■ **Prompt**
Write out all the data again, exactly as it stands.

==================================================

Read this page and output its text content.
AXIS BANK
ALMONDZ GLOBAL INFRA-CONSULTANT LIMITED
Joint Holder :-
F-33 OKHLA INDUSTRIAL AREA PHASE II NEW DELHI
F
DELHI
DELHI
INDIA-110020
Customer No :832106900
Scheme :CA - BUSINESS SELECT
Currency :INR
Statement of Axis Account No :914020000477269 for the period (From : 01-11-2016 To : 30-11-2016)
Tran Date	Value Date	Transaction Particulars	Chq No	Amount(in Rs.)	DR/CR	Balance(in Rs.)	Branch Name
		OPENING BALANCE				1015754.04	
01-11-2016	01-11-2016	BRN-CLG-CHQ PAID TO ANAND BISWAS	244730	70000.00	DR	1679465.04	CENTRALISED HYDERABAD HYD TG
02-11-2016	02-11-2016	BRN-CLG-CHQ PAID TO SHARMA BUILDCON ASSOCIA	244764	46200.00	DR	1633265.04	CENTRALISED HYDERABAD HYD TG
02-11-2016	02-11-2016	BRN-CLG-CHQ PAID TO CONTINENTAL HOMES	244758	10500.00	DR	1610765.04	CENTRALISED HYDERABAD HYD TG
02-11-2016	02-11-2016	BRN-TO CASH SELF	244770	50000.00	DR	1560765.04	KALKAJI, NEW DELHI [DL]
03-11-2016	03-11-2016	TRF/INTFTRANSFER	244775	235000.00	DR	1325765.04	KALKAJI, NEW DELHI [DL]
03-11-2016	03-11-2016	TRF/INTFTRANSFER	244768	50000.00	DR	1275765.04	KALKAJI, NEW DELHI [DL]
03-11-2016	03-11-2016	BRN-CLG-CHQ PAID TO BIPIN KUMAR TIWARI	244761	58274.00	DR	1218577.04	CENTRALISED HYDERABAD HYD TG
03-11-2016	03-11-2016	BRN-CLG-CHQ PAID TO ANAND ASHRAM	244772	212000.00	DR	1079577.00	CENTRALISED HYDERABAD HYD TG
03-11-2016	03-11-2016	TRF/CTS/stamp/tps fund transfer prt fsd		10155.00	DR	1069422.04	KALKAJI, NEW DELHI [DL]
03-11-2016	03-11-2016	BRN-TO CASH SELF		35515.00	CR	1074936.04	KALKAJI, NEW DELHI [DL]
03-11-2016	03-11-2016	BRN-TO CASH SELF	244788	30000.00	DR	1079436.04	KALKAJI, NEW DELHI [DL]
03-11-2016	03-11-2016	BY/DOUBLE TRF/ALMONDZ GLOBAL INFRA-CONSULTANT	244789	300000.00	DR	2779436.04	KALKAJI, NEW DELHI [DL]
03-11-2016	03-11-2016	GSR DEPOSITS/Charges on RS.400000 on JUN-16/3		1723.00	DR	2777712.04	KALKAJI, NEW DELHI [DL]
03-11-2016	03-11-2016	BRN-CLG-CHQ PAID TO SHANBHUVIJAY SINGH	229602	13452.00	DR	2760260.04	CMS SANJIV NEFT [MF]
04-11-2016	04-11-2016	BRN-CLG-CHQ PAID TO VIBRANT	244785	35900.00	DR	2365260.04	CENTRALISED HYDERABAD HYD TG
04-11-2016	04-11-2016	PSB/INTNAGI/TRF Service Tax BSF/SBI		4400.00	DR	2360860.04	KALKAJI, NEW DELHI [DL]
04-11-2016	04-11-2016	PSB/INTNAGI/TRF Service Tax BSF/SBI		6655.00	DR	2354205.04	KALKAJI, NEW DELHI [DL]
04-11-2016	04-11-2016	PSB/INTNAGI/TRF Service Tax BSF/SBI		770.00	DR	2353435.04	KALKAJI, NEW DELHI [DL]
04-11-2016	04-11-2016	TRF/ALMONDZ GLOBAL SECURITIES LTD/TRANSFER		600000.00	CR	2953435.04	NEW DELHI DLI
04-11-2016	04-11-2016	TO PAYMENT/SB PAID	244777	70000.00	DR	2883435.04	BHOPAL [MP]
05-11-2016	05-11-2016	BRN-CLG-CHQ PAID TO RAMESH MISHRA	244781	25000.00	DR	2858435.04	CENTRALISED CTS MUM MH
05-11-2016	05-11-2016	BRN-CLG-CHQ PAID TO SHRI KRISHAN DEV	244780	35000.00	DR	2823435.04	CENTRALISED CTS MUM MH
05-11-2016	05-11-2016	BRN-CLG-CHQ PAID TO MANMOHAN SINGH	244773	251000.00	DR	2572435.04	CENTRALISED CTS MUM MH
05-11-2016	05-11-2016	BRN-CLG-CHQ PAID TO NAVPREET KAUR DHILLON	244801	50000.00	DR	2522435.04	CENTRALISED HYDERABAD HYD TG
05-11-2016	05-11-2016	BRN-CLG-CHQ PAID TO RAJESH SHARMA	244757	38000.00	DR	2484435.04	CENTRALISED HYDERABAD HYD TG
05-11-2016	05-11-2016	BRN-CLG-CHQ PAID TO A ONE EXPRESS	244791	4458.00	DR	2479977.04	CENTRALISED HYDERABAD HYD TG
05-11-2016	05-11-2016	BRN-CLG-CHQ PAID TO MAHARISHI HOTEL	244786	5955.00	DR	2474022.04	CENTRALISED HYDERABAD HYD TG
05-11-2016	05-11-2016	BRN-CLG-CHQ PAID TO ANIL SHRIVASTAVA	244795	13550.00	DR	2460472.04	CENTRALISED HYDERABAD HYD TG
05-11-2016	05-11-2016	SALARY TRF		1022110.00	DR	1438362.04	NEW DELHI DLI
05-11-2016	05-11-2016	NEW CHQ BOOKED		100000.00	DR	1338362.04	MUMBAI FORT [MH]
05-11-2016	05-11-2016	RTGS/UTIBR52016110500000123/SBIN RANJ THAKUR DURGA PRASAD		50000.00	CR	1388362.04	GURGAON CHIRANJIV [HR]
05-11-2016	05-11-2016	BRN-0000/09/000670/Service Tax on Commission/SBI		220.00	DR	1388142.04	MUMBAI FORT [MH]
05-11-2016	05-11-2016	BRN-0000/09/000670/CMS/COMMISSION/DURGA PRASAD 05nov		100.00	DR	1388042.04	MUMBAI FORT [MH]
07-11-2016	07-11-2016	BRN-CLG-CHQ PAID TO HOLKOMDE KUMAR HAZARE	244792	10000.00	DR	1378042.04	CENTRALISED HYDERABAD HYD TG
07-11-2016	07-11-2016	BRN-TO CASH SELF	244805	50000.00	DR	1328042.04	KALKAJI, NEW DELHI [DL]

==================================================

■ **Answer for this exercise**
Read this page and output its text content.
AXIS BANK
ALMONDZ GLOBAL INFRA-CONSULTANT LIMITED
Joint Holder :-
F-33 OKHLA INDUSTRIAL AREA PHASE II NEW DELHI
F
DELHI
DELHI
INDIA-110020
Customer No :832106900
Scheme :CA - BUSINESS SELECT
Currency :INR
Statement of Axis Account No :914020000477269 for the period (From : 01-11-2016 To : 30-11-2016)
Tran Date	Value Date	Transaction Particulars	Chq No	Amount(in Rs.)	DR/CR	Balance(in Rs.)	Branch Name
		OPENING BALANCE				1015754.04	
01-11-2016	01-11-2016	BRN-CLG-CHQ PAID TO ANAND BISWAS	244730	70000.00	DR	1679465.04	CENTRALISED HYDERABAD HYD TG
02-11-2016	02-11-2016	BRN-CLG-CHQ PAID TO SHARMA BUILDCON ASSOCIA	244764	46200.00	DR	1633265.04	CENTRALISED HYDERABAD HYD TG
02-11-2016	02-11-2016	BRN-CLG-CHQ PAID TO CONTINENTAL HOMES	244758	10500.00	DR	1610765.04	CENTRALISED HYDERABAD HYD TG
02-11-2016	02-11-2016	BRN-TO CASH SELF	244770	50000.00	DR	1560765.04	KALKAJI, NEW DELHI [DL]
03-11-2016	03-11-2016	TRF/INTFTRANSFER	244775	235000.00	DR	1325765.04	KALKAJI, NEW DELHI [DL]
03-11-2016	03-11-2016	TRF/INTFTRANSFER	244768	50000.00	DR	1275765.04	KALKAJI, NEW DELHI [DL]
03-11-2016	03-11-2016	BRN-CLG-CHQ PAID TO BIPIN KUMAR TIWARI	244761	58274.00	DR	1218577.04	CENTRALISED HYDERABAD HYD TG
03-11-2016	03-11-2016	BRN-CLG-CHQ PAID TO ANAND ASHRAM	244772	212000.00	DR	1079577.00	CENTRALISED HYDERABAD HYD TG
03-11-2016	03-11-2016	TRF/CTS/stamp/tps fund transfer prt fsd		10155.00	DR	1069422.04	KALKAJI, NEW DELHI [DL]
03-11-2016	03-11-2016	BRN-TO CASH SELF		35515.00	CR	1074936.04	KALKAJI, NEW DELHI [DL]
03-11-2016	03-11-2016	BRN-TO CASH SELF	244788	30000.00	DR	1079436.04	KALKAJI, NEW DELHI [DL]
03-11-2016	03-11-2016	BY/DOUBLE TRF/ALMONDZ GLOBAL INFRA-CONSULTANT	244789	300000.00	DR	2779436.04	KALKAJI, NEW DELHI [DL]
03-11-2016	03-11-2016	GSR DEPOSITS/Charges on RS.400000 on JUN-16/3		1723.00	DR	2777712.04	KALKAJI, NEW DELHI [DL]
03-11-2016	03-11-2016	BRN-CLG-CHQ PAID TO SHANBHUVIJAY SINGH	229602	13452.00	DR	2760260.04	CMS SANJIV NEFT [MF]
04-11-2016	04-11-2016	BRN-CLG-CHQ PAID TO VIBRANT	244785	35900.00	DR	2365260.04	CENTRALISED HYDERABAD HYD TG
04-11-2016	04-11-2016	PSB/INTNAGI/TRF Service Tax BSF/SBI		4400.00	DR	2360860.04	KALKAJI, NEW DELHI [DL]
04-11-2016	04-11-2016	PSB/INTNAGI/TRF Service Tax BSF/SBI		6655.00	DR	2354205.04	KALKAJI, NEW DELHI [DL]
04-11-2016	04-11-2016	PSB/INTNAGI/TRF Service Tax BSF/SBI		770.00	DR	2353435.04	KALKAJI, NEW DELHI [DL]
04-11-2016	04-11-2016	TRF/ALMONDZ GLOBAL SECURITIES LTD/TRANSFER		600000.00	CR	2953435.04	NEW DELHI DLI
04-11-2016	04-11-2016	TO PAYMENT/SB PAID	244777	70000.00	DR	2883435.04	BHOPAL [MP]
05-11-2016	05-11-2016	BRN-CLG-CHQ PAID TO RAMESH MISHRA	244781	25000.00	DR	2858435.04	CENTRALISED CTS MUM MH
05-11-2016	05-11-2016	BRN-CLG-CHQ PAID TO SHRI KRISHAN DEV	244780	35000.00	DR	2823435.04	CENTRALISED CTS MUM MH
05-11-2016	05-11-2016	BRN-CLG-CHQ PAID TO MANMOHAN SINGH	244773	251000.00	DR	2572435.04	CENTRALISED CTS MUM MH
05-11-2016	05-11-2016	BRN-CLG-CHQ PAID TO NAVPREET KAUR DHILLON	244801	50000.00	DR	2522435.04	CENTRALISED HYDERABAD HYD TG
05-11-2016	05-11-2016	BRN-CLG-CHQ PAID TO RAJESH SHARMA	244757	38000.00	DR	2484435.04	CENTRALISED HYDERABAD HYD TG
05-11-2016	05-11-2016	BRN-CLG-CHQ PAID TO A ONE EXPRESS	244791	4458.00	DR	2479977.04	CENTRALISED HYDERABAD HYD TG
05-11-2016	05-11-2016	BRN-CLG-CHQ PAID TO MAHARISHI HOTEL	244786	5955.00	DR	2474022.04	CENTRALISED HYDERABAD HYD TG
05-11-2016	05-11-2016	BRN-CLG-CHQ PAID TO ANIL SHRIVASTAVA	244795	13550.00	DR	2460472.04	CENTRALISED HYDERABAD HYD TG
05-11-2016	05-11-2016	SALARY TRF		1022110.00	DR	1438362.04	NEW DELHI DLI
05-11-2016	05-11-2016	NEW CHQ BOOKED		100000.00	DR	1338362.04	MUMBAI FORT [MH]
05-11-2016	05-11-2016	RTGS/UTIBR52016110500000123/SBIN RANJ THAKUR DURGA PRASAD		50000.00	CR	1388362.04	GURGAON CHIRANJIV [HR]
05-11-2016	05-11-2016	BRN-0000/09/000670/Service Tax on Commission/SBI		220.00	DR	1388142.04	MUMBAI FORT [MH]
05-11-2016	05-11-2016	BRN-0000/09/000670/CMS/COMMISSION/DURGA PRASAD 05nov		100.00	DR	1388042.04	MUMBAI FORT [MH]
07-11-2016	07-11-2016	BRN-CLG-CHQ PAID TO HOLKOMDE KUMAR HAZARE	244792	10000.00	DR	1378042.04	CENTRALISED HYDERABAD HYD TG
07-11-2016	07-11-2016	BRN-TO CASH SELF	244805	50000.00	DR	1328042.04	KALKAJI, NEW DELHI [DL]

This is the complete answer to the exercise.